◆ Task directions
Output an exact reproduction of the data.

◆ Data to process
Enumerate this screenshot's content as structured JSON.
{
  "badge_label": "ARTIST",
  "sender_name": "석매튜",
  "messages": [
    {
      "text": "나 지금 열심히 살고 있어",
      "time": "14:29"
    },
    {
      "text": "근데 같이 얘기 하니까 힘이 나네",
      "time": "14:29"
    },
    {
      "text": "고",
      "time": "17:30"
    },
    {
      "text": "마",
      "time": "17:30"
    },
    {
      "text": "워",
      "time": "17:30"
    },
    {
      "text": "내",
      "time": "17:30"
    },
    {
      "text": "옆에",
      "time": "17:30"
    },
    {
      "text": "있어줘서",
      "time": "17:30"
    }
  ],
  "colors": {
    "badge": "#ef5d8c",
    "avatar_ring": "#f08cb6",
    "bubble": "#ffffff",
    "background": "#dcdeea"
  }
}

◆ Expected answer
Enumerate this screenshot's content as structured JSON.
{
  "badge_label": "ARTIST",
  "sender_name": "석매튜",
  "messages": [
    {
      "text": "나 지금 열심히 살고 있어",
      "time": "14:29"
    },
    {
      "text": "근데 같이 얘기 하니까 힘이 나네",
      "time": "14:29"
    },
    {
      "text": "고",
      "time": "17:30"
    },
    {
      "text": "마",
      "time": "17:30"
    },
    {
      "text": "워",
      "time": "17:30"
    },
    {
      "text": "내",
      "time": "17:30"
    },
    {
      "text": "옆에",
      "time": "17:30"
    },
    {
      "text": "있어줘서",
      "time": "17:30"
    }
  ],
  "colors": {
    "badge": "#ef5d8c",
    "avatar_ring": "#f08cb6",
    "bubble": "#ffffff",
    "background": "#dcdeea"
  }
}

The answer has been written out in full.